REQUIREMENT: The entries below are to be repeated exactly as they stand.

__________________________________________________

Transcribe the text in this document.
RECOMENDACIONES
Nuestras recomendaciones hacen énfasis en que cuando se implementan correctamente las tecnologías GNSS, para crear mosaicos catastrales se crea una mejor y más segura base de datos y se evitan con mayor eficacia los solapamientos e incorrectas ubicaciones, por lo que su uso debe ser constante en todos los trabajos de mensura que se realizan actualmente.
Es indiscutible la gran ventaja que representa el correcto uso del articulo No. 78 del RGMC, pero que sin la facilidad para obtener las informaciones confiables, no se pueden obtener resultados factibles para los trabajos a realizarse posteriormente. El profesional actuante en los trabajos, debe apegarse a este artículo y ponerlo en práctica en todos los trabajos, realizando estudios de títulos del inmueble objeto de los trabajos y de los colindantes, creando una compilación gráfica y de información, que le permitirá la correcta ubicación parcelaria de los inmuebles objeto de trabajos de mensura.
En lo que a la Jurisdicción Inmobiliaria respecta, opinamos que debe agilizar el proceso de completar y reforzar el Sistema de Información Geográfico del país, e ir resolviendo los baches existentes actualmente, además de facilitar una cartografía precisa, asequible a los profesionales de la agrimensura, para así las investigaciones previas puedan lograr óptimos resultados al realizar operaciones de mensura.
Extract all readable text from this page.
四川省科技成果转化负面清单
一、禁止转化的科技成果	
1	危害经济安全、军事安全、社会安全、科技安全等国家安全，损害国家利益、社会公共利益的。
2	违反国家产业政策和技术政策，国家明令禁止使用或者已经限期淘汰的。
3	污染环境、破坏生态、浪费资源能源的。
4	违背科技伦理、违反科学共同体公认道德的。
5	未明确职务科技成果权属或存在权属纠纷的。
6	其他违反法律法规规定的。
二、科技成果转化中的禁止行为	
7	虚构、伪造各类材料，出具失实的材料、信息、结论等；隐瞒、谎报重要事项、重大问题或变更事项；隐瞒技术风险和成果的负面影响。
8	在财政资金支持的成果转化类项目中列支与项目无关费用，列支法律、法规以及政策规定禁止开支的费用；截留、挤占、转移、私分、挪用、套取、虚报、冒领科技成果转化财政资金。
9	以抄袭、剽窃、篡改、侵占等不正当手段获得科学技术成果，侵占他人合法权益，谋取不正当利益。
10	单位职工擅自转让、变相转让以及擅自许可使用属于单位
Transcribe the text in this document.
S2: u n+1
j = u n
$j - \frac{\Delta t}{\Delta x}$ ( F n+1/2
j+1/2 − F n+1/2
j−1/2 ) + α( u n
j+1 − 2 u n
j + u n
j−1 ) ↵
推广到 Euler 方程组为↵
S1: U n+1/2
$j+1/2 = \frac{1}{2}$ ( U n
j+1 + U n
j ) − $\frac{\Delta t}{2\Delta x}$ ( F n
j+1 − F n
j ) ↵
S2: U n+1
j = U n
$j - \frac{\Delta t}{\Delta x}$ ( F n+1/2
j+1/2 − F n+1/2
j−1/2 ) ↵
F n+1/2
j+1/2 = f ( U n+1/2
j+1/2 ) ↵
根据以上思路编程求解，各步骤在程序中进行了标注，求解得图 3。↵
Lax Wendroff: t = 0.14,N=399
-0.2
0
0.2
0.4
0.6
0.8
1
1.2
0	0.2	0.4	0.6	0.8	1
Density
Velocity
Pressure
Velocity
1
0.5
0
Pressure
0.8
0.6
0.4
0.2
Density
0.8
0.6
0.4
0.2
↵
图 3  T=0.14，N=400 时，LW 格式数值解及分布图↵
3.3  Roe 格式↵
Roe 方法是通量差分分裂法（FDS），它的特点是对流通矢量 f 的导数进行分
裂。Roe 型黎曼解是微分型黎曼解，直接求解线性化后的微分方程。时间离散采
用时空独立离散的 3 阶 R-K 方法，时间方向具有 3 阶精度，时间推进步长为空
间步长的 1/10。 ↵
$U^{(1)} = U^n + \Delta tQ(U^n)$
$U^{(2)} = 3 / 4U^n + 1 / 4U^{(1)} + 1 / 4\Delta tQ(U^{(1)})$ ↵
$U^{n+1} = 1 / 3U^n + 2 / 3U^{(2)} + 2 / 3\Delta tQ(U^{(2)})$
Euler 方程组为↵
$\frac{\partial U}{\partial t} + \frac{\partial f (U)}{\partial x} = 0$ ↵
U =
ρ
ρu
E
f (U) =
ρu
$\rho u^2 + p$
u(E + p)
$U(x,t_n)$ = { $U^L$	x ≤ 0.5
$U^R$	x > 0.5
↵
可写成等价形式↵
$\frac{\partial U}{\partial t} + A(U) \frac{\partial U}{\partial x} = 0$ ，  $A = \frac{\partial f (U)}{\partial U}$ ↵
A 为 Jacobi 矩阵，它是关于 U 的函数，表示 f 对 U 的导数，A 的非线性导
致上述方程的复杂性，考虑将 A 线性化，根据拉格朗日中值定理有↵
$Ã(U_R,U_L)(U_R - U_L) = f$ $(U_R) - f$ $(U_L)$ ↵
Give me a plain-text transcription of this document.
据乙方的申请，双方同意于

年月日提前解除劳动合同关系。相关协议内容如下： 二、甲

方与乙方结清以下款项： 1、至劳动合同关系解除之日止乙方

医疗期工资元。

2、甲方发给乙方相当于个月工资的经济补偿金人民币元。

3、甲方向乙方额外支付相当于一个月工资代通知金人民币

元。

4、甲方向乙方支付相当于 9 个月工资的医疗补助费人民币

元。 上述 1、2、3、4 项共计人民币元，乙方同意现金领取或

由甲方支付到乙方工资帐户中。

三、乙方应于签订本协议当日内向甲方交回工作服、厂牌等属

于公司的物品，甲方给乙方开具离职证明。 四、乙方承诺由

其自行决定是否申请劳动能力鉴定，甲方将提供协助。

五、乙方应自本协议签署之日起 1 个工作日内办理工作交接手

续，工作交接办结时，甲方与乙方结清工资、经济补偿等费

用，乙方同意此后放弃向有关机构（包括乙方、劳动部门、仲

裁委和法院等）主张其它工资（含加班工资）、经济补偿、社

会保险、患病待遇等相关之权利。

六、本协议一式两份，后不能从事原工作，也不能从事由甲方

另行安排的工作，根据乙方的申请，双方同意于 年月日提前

__________________________________________________

OUTPUT:
Transcribe the text in this document.
RECOMENDACIONES
Nuestras recomendaciones hacen énfasis en que cuando se implementan correctamente las tecnologías GNSS, para crear mosaicos catastrales se crea una mejor y más segura base de datos y se evitan con mayor eficacia los solapamientos e incorrectas ubicaciones, por lo que su uso debe ser constante en todos los trabajos de mensura que se realizan actualmente.
Es indiscutible la gran ventaja que representa el correcto uso del articulo No. 78 del RGMC, pero que sin la facilidad para obtener las informaciones confiables, no se pueden obtener resultados factibles para los trabajos a realizarse posteriormente. El profesional actuante en los trabajos, debe apegarse a este artículo y ponerlo en práctica en todos los trabajos, realizando estudios de títulos del inmueble objeto de los trabajos y de los colindantes, creando una compilación gráfica y de información, que le permitirá la correcta ubicación parcelaria de los inmuebles objeto de trabajos de mensura.
En lo que a la Jurisdicción Inmobiliaria respecta, opinamos que debe agilizar el proceso de completar y reforzar el Sistema de Información Geográfico del país, e ir resolviendo los baches existentes actualmente, además de facilitar una cartografía precisa, asequible a los profesionales de la agrimensura, para así las investigaciones previas puedan lograr óptimos resultados al realizar operaciones de mensura.
Extract all readable text from this page.
四川省科技成果转化负面清单
一、禁止转化的科技成果	
1	危害经济安全、军事安全、社会安全、科技安全等国家安全，损害国家利益、社会公共利益的。
2	违反国家产业政策和技术政策，国家明令禁止使用或者已经限期淘汰的。
3	污染环境、破坏生态、浪费资源能源的。
4	违背科技伦理、违反科学共同体公认道德的。
5	未明确职务科技成果权属或存在权属纠纷的。
6	其他违反法律法规规定的。
二、科技成果转化中的禁止行为	
7	虚构、伪造各类材料，出具失实的材料、信息、结论等；隐瞒、谎报重要事项、重大问题或变更事项；隐瞒技术风险和成果的负面影响。
8	在财政资金支持的成果转化类项目中列支与项目无关费用，列支法律、法规以及政策规定禁止开支的费用；截留、挤占、转移、私分、挪用、套取、虚报、冒领科技成果转化财政资金。
9	以抄袭、剽窃、篡改、侵占等不正当手段获得科学技术成果，侵占他人合法权益，谋取不正当利益。
10	单位职工擅自转让、变相转让以及擅自许可使用属于单位
Transcribe the text in this document.
S2: u n+1
j = u n
$j - \frac{\Delta t}{\Delta x}$ ( F n+1/2
j+1/2 − F n+1/2
j−1/2 ) + α( u n
j+1 − 2 u n
j + u n
j−1 ) ↵
推广到 Euler 方程组为↵
S1: U n+1/2
$j+1/2 = \frac{1}{2}$ ( U n
j+1 + U n
j ) − $\frac{\Delta t}{2\Delta x}$ ( F n
j+1 − F n
j ) ↵
S2: U n+1
j = U n
$j - \frac{\Delta t}{\Delta x}$ ( F n+1/2
j+1/2 − F n+1/2
j−1/2 ) ↵
F n+1/2
j+1/2 = f ( U n+1/2
j+1/2 ) ↵
根据以上思路编程求解，各步骤在程序中进行了标注，求解得图 3。↵
Lax Wendroff: t = 0.14,N=399
-0.2
0
0.2
0.4
0.6
0.8
1
1.2
0	0.2	0.4	0.6	0.8	1
Density
Velocity
Pressure
Velocity
1
0.5
0
Pressure
0.8
0.6
0.4
0.2
Density
0.8
0.6
0.4
0.2
↵
图 3  T=0.14，N=400 时，LW 格式数值解及分布图↵
3.3  Roe 格式↵
Roe 方法是通量差分分裂法（FDS），它的特点是对流通矢量 f 的导数进行分
裂。Roe 型黎曼解是微分型黎曼解，直接求解线性化后的微分方程。时间离散采
用时空独立离散的 3 阶 R-K 方法，时间方向具有 3 阶精度，时间推进步长为空
间步长的 1/10。 ↵
$U^{(1)} = U^n + \Delta tQ(U^n)$
$U^{(2)} = 3 / 4U^n + 1 / 4U^{(1)} + 1 / 4\Delta tQ(U^{(1)})$ ↵
$U^{n+1} = 1 / 3U^n + 2 / 3U^{(2)} + 2 / 3\Delta tQ(U^{(2)})$
Euler 方程组为↵
$\frac{\partial U}{\partial t} + \frac{\partial f (U)}{\partial x} = 0$ ↵
U =
ρ
ρu
E
f (U) =
ρu
$\rho u^2 + p$
u(E + p)
$U(x,t_n)$ = { $U^L$	x ≤ 0.5
$U^R$	x > 0.5
↵
可写成等价形式↵
$\frac{\partial U}{\partial t} + A(U) \frac{\partial U}{\partial x} = 0$ ，  $A = \frac{\partial f (U)}{\partial U}$ ↵
A 为 Jacobi 矩阵，它是关于 U 的函数，表示 f 对 U 的导数，A 的非线性导
致上述方程的复杂性，考虑将 A 线性化，根据拉格朗日中值定理有↵
$Ã(U_R,U_L)(U_R - U_L) = f$ $(U_R) - f$ $(U_L)$ ↵
Give me a plain-text transcription of this document.
据乙方的申请，双方同意于

年月日提前解除劳动合同关系。相关协议内容如下： 二、甲

方与乙方结清以下款项： 1、至劳动合同关系解除之日止乙方

医疗期工资元。

2、甲方发给乙方相当于个月工资的经济补偿金人民币元。

3、甲方向乙方额外支付相当于一个月工资代通知金人民币

元。

4、甲方向乙方支付相当于 9 个月工资的医疗补助费人民币

元。 上述 1、2、3、4 项共计人民币元，乙方同意现金领取或

由甲方支付到乙方工资帐户中。

三、乙方应于签订本协议当日内向甲方交回工作服、厂牌等属

于公司的物品，甲方给乙方开具离职证明。 四、乙方承诺由

其自行决定是否申请劳动能力鉴定，甲方将提供协助。

五、乙方应自本协议签署之日起 1 个工作日内办理工作交接手

续，工作交接办结时，甲方与乙方结清工资、经济补偿等费

用，乙方同意此后放弃向有关机构（包括乙方、劳动部门、仲

裁委和法院等）主张其它工资（含加班工资）、经济补偿、社

会保险、患病待遇等相关之权利。

六、本协议一式两份，后不能从事原工作，也不能从事由甲方

另行安排的工作，根据乙方的申请，双方同意于 年月日提前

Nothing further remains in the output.